_THE EXERCISE:_ Copy all records verbatim.

_RECORDS PROVIDED:_
[BEGIN]

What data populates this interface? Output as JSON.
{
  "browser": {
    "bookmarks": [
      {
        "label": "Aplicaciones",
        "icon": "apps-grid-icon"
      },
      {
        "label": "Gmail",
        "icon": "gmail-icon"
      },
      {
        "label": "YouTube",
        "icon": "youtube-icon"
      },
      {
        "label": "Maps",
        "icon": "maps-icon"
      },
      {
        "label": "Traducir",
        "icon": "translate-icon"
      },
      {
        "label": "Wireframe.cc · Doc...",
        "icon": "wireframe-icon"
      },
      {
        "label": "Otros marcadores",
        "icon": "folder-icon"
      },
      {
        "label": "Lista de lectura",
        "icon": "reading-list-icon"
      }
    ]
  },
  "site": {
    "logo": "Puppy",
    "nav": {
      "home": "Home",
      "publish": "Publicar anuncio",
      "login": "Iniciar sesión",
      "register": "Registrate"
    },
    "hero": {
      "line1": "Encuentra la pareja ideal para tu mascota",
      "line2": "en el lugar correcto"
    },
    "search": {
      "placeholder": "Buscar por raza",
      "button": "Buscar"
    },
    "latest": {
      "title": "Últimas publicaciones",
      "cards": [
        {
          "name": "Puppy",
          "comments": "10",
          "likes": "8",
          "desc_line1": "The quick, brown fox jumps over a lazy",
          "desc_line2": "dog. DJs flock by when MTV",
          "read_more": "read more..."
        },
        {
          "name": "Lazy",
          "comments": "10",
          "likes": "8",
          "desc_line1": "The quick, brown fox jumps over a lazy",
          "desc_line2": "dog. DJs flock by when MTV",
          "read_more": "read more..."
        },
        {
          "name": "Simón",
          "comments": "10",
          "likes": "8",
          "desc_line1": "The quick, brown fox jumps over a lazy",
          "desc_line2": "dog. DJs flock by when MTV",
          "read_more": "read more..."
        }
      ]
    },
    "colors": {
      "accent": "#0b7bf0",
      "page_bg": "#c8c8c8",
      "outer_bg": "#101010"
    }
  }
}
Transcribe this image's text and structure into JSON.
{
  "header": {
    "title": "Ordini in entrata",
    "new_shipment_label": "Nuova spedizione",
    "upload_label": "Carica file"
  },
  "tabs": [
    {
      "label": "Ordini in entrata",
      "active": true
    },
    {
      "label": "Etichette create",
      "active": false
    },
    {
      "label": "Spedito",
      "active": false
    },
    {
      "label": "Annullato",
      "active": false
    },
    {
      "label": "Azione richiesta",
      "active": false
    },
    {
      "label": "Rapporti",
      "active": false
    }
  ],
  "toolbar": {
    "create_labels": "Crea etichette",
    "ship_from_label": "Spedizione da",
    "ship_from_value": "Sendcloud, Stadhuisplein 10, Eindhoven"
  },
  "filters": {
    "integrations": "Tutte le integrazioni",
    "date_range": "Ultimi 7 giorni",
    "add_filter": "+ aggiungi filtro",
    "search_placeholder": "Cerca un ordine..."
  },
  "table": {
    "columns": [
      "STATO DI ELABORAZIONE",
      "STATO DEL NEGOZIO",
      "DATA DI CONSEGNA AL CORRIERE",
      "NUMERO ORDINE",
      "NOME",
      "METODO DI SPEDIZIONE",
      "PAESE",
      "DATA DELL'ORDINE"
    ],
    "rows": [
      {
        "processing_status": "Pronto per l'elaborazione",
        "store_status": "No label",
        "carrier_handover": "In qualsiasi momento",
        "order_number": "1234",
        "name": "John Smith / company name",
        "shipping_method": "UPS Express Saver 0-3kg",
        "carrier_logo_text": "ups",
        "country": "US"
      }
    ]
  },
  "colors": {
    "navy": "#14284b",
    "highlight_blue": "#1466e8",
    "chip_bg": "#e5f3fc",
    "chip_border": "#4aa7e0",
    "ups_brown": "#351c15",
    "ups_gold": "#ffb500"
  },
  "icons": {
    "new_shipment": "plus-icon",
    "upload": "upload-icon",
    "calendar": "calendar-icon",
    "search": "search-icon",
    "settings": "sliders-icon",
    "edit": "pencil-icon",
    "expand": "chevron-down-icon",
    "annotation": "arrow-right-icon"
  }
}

[END]

_REPLY:_
What data populates this interface? Output as JSON.
{
  "browser": {
    "bookmarks": [
      {
        "label": "Aplicaciones",
        "icon": "apps-grid-icon"
      },
      {
        "label": "Gmail",
        "icon": "gmail-icon"
      },
      {
        "label": "YouTube",
        "icon": "youtube-icon"
      },
      {
        "label": "Maps",
        "icon": "maps-icon"
      },
      {
        "label": "Traducir",
        "icon": "translate-icon"
      },
      {
        "label": "Wireframe.cc · Doc...",
        "icon": "wireframe-icon"
      },
      {
        "label": "Otros marcadores",
        "icon": "folder-icon"
      },
      {
        "label": "Lista de lectura",
        "icon": "reading-list-icon"
      }
    ]
  },
  "site": {
    "logo": "Puppy",
    "nav": {
      "home": "Home",
      "publish": "Publicar anuncio",
      "login": "Iniciar sesión",
      "register": "Registrate"
    },
    "hero": {
      "line1": "Encuentra la pareja ideal para tu mascota",
      "line2": "en el lugar correcto"
    },
    "search": {
      "placeholder": "Buscar por raza",
      "button": "Buscar"
    },
    "latest": {
      "title": "Últimas publicaciones",
      "cards": [
        {
          "name": "Puppy",
          "comments": "10",
          "likes": "8",
          "desc_line1": "The quick, brown fox jumps over a lazy",
          "desc_line2": "dog. DJs flock by when MTV",
          "read_more": "read more..."
        },
        {
          "name": "Lazy",
          "comments": "10",
          "likes": "8",
          "desc_line1": "The quick, brown fox jumps over a lazy",
          "desc_line2": "dog. DJs flock by when MTV",
          "read_more": "read more..."
        },
        {
          "name": "Simón",
          "comments": "10",
          "likes": "8",
          "desc_line1": "The quick, brown fox jumps over a lazy",
          "desc_line2": "dog. DJs flock by when MTV",
          "read_more": "read more..."
        }
      ]
    },
    "colors": {
      "accent": "#0b7bf0",
      "page_bg": "#c8c8c8",
      "outer_bg": "#101010"
    }
  }
}
Transcribe this image's text and structure into JSON.
{
  "header": {
    "title": "Ordini in entrata",
    "new_shipment_label": "Nuova spedizione",
    "upload_label": "Carica file"
  },
  "tabs": [
    {
      "label": "Ordini in entrata",
      "active": true
    },
    {
      "label": "Etichette create",
      "active": false
    },
    {
      "label": "Spedito",
      "active": false
    },
    {
      "label": "Annullato",
      "active": false
    },
    {
      "label": "Azione richiesta",
      "active": false
    },
    {
      "label": "Rapporti",
      "active": false
    }
  ],
  "toolbar": {
    "create_labels": "Crea etichette",
    "ship_from_label": "Spedizione da",
    "ship_from_value": "Sendcloud, Stadhuisplein 10, Eindhoven"
  },
  "filters": {
    "integrations": "Tutte le integrazioni",
    "date_range": "Ultimi 7 giorni",
    "add_filter": "+ aggiungi filtro",
    "search_placeholder": "Cerca un ordine..."
  },
  "table": {
    "columns": [
      "STATO DI ELABORAZIONE",
      "STATO DEL NEGOZIO",
      "DATA DI CONSEGNA AL CORRIERE",
      "NUMERO ORDINE",
      "NOME",
      "METODO DI SPEDIZIONE",
      "PAESE",
      "DATA DELL'ORDINE"
    ],
    "rows": [
      {
        "processing_status": "Pronto per l'elaborazione",
        "store_status": "No label",
        "carrier_handover": "In qualsiasi momento",
        "order_number": "1234",
        "name": "John Smith / company name",
        "shipping_method": "UPS Express Saver 0-3kg",
        "carrier_logo_text": "ups",
        "country": "US"
      }
    ]
  },
  "colors": {
    "navy": "#14284b",
    "highlight_blue": "#1466e8",
    "chip_bg": "#e5f3fc",
    "chip_border": "#4aa7e0",
    "ups_brown": "#351c15",
    "ups_gold": "#ffb500"
  },
  "icons": {
    "new_shipment": "plus-icon",
    "upload": "upload-icon",
    "calendar": "calendar-icon",
    "search": "search-icon",
    "settings": "sliders-icon",
    "edit": "pencil-icon",
    "expand": "chevron-down-icon",
    "annotation": "arrow-right-icon"
  }
}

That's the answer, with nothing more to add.